Go through the entries below and write each one out exactly.

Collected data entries
— BEGIN —

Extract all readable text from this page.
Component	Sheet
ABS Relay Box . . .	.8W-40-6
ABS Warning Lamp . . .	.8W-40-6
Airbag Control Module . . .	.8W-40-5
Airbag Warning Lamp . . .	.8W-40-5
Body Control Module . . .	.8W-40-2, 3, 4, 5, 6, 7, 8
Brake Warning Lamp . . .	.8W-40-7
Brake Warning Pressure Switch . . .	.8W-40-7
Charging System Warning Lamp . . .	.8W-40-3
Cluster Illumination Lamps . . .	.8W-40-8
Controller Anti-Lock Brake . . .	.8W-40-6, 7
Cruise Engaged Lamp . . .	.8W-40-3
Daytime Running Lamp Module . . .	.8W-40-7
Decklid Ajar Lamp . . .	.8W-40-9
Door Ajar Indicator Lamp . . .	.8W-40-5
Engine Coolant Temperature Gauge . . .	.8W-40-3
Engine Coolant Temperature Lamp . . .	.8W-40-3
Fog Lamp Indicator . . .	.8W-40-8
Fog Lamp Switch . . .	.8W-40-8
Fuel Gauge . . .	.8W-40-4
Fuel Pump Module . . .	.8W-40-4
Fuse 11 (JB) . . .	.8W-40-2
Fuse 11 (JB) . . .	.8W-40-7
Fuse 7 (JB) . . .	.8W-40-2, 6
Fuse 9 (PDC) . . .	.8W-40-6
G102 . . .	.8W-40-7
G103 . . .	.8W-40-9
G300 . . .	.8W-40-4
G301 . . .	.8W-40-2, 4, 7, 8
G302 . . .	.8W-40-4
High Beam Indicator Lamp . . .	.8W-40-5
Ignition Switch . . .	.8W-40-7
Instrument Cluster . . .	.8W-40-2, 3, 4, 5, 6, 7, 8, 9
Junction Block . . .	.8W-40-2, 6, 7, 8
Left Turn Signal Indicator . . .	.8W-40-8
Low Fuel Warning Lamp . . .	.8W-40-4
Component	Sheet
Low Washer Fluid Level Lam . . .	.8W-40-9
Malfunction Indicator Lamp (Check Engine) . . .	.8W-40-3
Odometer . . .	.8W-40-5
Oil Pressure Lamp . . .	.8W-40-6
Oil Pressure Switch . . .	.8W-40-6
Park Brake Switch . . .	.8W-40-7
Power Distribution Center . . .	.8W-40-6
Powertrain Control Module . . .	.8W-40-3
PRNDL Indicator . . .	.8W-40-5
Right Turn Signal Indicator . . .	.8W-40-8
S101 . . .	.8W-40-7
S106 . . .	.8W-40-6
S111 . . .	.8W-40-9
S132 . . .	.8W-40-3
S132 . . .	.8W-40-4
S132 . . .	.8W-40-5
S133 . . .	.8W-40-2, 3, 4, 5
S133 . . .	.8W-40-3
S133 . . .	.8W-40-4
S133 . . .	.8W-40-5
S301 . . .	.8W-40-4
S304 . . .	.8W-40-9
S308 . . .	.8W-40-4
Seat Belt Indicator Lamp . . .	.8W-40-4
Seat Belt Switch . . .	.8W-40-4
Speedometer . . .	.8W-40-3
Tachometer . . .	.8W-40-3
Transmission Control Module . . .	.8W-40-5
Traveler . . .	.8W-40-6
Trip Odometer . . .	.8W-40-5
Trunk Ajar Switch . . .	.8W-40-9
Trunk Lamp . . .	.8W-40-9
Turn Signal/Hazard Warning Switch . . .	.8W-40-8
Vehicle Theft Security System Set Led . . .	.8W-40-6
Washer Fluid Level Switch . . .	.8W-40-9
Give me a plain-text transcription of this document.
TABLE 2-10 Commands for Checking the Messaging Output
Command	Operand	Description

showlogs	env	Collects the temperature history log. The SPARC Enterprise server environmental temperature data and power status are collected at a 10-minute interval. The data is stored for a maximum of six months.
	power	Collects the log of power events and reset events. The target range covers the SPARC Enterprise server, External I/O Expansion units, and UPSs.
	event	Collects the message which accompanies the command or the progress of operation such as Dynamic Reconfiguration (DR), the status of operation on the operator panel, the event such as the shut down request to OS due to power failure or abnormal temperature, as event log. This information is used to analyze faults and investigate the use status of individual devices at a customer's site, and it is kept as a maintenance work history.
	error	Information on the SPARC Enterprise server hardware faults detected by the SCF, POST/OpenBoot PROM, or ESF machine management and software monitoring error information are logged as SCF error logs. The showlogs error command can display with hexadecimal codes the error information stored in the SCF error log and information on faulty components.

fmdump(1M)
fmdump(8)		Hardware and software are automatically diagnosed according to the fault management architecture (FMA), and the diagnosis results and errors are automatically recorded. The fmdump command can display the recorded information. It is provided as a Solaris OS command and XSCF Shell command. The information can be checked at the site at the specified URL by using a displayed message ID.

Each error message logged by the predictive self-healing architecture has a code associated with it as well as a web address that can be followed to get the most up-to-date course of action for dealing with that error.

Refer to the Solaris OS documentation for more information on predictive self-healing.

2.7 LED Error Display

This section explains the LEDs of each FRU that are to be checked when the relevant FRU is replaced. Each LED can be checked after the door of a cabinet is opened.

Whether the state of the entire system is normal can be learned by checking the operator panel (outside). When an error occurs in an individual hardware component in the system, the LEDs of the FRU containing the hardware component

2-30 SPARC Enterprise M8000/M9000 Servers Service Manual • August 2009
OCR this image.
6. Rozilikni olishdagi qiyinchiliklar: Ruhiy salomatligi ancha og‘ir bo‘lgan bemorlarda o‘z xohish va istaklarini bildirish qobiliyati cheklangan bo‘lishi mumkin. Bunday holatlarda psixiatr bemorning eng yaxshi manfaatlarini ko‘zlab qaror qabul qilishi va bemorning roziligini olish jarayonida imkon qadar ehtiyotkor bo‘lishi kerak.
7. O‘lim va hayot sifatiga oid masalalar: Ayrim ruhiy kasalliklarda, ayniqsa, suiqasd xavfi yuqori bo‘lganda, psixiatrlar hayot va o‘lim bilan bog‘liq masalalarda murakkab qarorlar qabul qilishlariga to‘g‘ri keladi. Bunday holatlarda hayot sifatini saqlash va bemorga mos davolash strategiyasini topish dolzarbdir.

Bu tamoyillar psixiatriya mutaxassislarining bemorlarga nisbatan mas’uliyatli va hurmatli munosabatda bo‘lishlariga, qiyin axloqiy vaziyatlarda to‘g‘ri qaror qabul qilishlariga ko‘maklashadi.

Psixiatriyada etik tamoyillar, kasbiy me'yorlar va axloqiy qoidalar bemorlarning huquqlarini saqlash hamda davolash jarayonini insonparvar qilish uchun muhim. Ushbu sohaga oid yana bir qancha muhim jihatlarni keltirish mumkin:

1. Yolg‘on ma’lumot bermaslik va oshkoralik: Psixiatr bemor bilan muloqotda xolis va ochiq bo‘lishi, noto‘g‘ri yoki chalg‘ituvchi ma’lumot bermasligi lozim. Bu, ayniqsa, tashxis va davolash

— END —

◆ Finished answer:
Extract all readable text from this page.
Component	Sheet
ABS Relay Box . . .	.8W-40-6
ABS Warning Lamp . . .	.8W-40-6
Airbag Control Module . . .	.8W-40-5
Airbag Warning Lamp . . .	.8W-40-5
Body Control Module . . .	.8W-40-2, 3, 4, 5, 6, 7, 8
Brake Warning Lamp . . .	.8W-40-7
Brake Warning Pressure Switch . . .	.8W-40-7
Charging System Warning Lamp . . .	.8W-40-3
Cluster Illumination Lamps . . .	.8W-40-8
Controller Anti-Lock Brake . . .	.8W-40-6, 7
Cruise Engaged Lamp . . .	.8W-40-3
Daytime Running Lamp Module . . .	.8W-40-7
Decklid Ajar Lamp . . .	.8W-40-9
Door Ajar Indicator Lamp . . .	.8W-40-5
Engine Coolant Temperature Gauge . . .	.8W-40-3
Engine Coolant Temperature Lamp . . .	.8W-40-3
Fog Lamp Indicator . . .	.8W-40-8
Fog Lamp Switch . . .	.8W-40-8
Fuel Gauge . . .	.8W-40-4
Fuel Pump Module . . .	.8W-40-4
Fuse 11 (JB) . . .	.8W-40-2
Fuse 11 (JB) . . .	.8W-40-7
Fuse 7 (JB) . . .	.8W-40-2, 6
Fuse 9 (PDC) . . .	.8W-40-6
G102 . . .	.8W-40-7
G103 . . .	.8W-40-9
G300 . . .	.8W-40-4
G301 . . .	.8W-40-2, 4, 7, 8
G302 . . .	.8W-40-4
High Beam Indicator Lamp . . .	.8W-40-5
Ignition Switch . . .	.8W-40-7
Instrument Cluster . . .	.8W-40-2, 3, 4, 5, 6, 7, 8, 9
Junction Block . . .	.8W-40-2, 6, 7, 8
Left Turn Signal Indicator . . .	.8W-40-8
Low Fuel Warning Lamp . . .	.8W-40-4
Component	Sheet
Low Washer Fluid Level Lam . . .	.8W-40-9
Malfunction Indicator Lamp (Check Engine) . . .	.8W-40-3
Odometer . . .	.8W-40-5
Oil Pressure Lamp . . .	.8W-40-6
Oil Pressure Switch . . .	.8W-40-6
Park Brake Switch . . .	.8W-40-7
Power Distribution Center . . .	.8W-40-6
Powertrain Control Module . . .	.8W-40-3
PRNDL Indicator . . .	.8W-40-5
Right Turn Signal Indicator . . .	.8W-40-8
S101 . . .	.8W-40-7
S106 . . .	.8W-40-6
S111 . . .	.8W-40-9
S132 . . .	.8W-40-3
S132 . . .	.8W-40-4
S132 . . .	.8W-40-5
S133 . . .	.8W-40-2, 3, 4, 5
S133 . . .	.8W-40-3
S133 . . .	.8W-40-4
S133 . . .	.8W-40-5
S301 . . .	.8W-40-4
S304 . . .	.8W-40-9
S308 . . .	.8W-40-4
Seat Belt Indicator Lamp . . .	.8W-40-4
Seat Belt Switch . . .	.8W-40-4
Speedometer . . .	.8W-40-3
Tachometer . . .	.8W-40-3
Transmission Control Module . . .	.8W-40-5
Traveler . . .	.8W-40-6
Trip Odometer . . .	.8W-40-5
Trunk Ajar Switch . . .	.8W-40-9
Trunk Lamp . . .	.8W-40-9
Turn Signal/Hazard Warning Switch . . .	.8W-40-8
Vehicle Theft Security System Set Led . . .	.8W-40-6
Washer Fluid Level Switch . . .	.8W-40-9
Give me a plain-text transcription of this document.
TABLE 2-10 Commands for Checking the Messaging Output
Command	Operand	Description

showlogs	env	Collects the temperature history log. The SPARC Enterprise server environmental temperature data and power status are collected at a 10-minute interval. The data is stored for a maximum of six months.
	power	Collects the log of power events and reset events. The target range covers the SPARC Enterprise server, External I/O Expansion units, and UPSs.
	event	Collects the message which accompanies the command or the progress of operation such as Dynamic Reconfiguration (DR), the status of operation on the operator panel, the event such as the shut down request to OS due to power failure or abnormal temperature, as event log. This information is used to analyze faults and investigate the use status of individual devices at a customer's site, and it is kept as a maintenance work history.
	error	Information on the SPARC Enterprise server hardware faults detected by the SCF, POST/OpenBoot PROM, or ESF machine management and software monitoring error information are logged as SCF error logs. The showlogs error command can display with hexadecimal codes the error information stored in the SCF error log and information on faulty components.

fmdump(1M)
fmdump(8)		Hardware and software are automatically diagnosed according to the fault management architecture (FMA), and the diagnosis results and errors are automatically recorded. The fmdump command can display the recorded information. It is provided as a Solaris OS command and XSCF Shell command. The information can be checked at the site at the specified URL by using a displayed message ID.

Each error message logged by the predictive self-healing architecture has a code associated with it as well as a web address that can be followed to get the most up-to-date course of action for dealing with that error.

Refer to the Solaris OS documentation for more information on predictive self-healing.

2.7 LED Error Display

This section explains the LEDs of each FRU that are to be checked when the relevant FRU is replaced. Each LED can be checked after the door of a cabinet is opened.

Whether the state of the entire system is normal can be learned by checking the operator panel (outside). When an error occurs in an individual hardware component in the system, the LEDs of the FRU containing the hardware component

2-30 SPARC Enterprise M8000/M9000 Servers Service Manual • August 2009
OCR this image.
6. Rozilikni olishdagi qiyinchiliklar: Ruhiy salomatligi ancha og‘ir bo‘lgan bemorlarda o‘z xohish va istaklarini bildirish qobiliyati cheklangan bo‘lishi mumkin. Bunday holatlarda psixiatr bemorning eng yaxshi manfaatlarini ko‘zlab qaror qabul qilishi va bemorning roziligini olish jarayonida imkon qadar ehtiyotkor bo‘lishi kerak.
7. O‘lim va hayot sifatiga oid masalalar: Ayrim ruhiy kasalliklarda, ayniqsa, suiqasd xavfi yuqori bo‘lganda, psixiatrlar hayot va o‘lim bilan bog‘liq masalalarda murakkab qarorlar qabul qilishlariga to‘g‘ri keladi. Bunday holatlarda hayot sifatini saqlash va bemorga mos davolash strategiyasini topish dolzarbdir.

Bu tamoyillar psixiatriya mutaxassislarining bemorlarga nisbatan mas’uliyatli va hurmatli munosabatda bo‘lishlariga, qiyin axloqiy vaziyatlarda to‘g‘ri qaror qabul qilishlariga ko‘maklashadi.

Psixiatriyada etik tamoyillar, kasbiy me'yorlar va axloqiy qoidalar bemorlarning huquqlarini saqlash hamda davolash jarayonini insonparvar qilish uchun muhim. Ushbu sohaga oid yana bir qancha muhim jihatlarni keltirish mumkin:

1. Yolg‘on ma’lumot bermaslik va oshkoralik: Psixiatr bemor bilan muloqotda xolis va ochiq bo‘lishi, noto‘g‘ri yoki chalg‘ituvchi ma’lumot bermasligi lozim. Bu, ayniqsa, tashxis va davolash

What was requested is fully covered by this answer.